(Stored records)
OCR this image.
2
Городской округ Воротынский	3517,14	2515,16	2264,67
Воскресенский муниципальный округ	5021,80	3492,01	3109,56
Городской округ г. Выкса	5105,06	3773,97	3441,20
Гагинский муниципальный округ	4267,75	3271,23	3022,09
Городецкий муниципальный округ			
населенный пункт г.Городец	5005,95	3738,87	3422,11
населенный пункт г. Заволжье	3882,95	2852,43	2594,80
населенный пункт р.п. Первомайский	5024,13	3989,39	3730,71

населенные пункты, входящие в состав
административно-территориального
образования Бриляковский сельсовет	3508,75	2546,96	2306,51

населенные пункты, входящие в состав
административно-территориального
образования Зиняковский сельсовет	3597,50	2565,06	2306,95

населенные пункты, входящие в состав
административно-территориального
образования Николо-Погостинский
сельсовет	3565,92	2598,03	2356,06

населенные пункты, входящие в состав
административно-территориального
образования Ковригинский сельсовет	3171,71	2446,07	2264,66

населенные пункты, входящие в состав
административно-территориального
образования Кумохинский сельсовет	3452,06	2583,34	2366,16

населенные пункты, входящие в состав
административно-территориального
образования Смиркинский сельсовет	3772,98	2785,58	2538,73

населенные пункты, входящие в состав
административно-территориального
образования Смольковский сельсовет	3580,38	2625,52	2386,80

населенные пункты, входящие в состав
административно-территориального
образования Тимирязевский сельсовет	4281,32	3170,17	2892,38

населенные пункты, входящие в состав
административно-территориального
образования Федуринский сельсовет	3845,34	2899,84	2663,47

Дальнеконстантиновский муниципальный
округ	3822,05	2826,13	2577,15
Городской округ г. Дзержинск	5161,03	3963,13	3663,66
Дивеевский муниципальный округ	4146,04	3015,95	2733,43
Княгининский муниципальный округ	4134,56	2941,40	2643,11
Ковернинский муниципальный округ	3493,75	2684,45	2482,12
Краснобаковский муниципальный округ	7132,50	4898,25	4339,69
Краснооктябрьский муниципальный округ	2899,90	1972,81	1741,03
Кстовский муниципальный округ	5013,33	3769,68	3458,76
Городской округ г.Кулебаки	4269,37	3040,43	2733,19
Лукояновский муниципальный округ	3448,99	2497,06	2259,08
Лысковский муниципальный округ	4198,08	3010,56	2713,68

**EXERCISE AIM**.
Whichever lines contain the string "муниципальный", select and copy them.

**FULL SOLUTION**.
Воскресенский муниципальный округ	5021,80	3492,01	3109,56
Гагинский муниципальный округ	4267,75	3271,23	3022,09
Городецкий муниципальный округ			
Дальнеконстантиновский муниципальный
Дивеевский муниципальный округ	4146,04	3015,95	2733,43
Княгининский муниципальный округ	4134,56	2941,40	2643,11
Ковернинский муниципальный округ	3493,75	2684,45	2482,12
Краснобаковский муниципальный округ	7132,50	4898,25	4339,69
Краснооктябрьский муниципальный округ	2899,90	1972,81	1741,03
Кстовский муниципальный округ	5013,33	3769,68	3458,76
Лукояновский муниципальный округ	3448,99	2497,06	2259,08
Лысковский муниципальный округ	4198,08	3010,56	2713,68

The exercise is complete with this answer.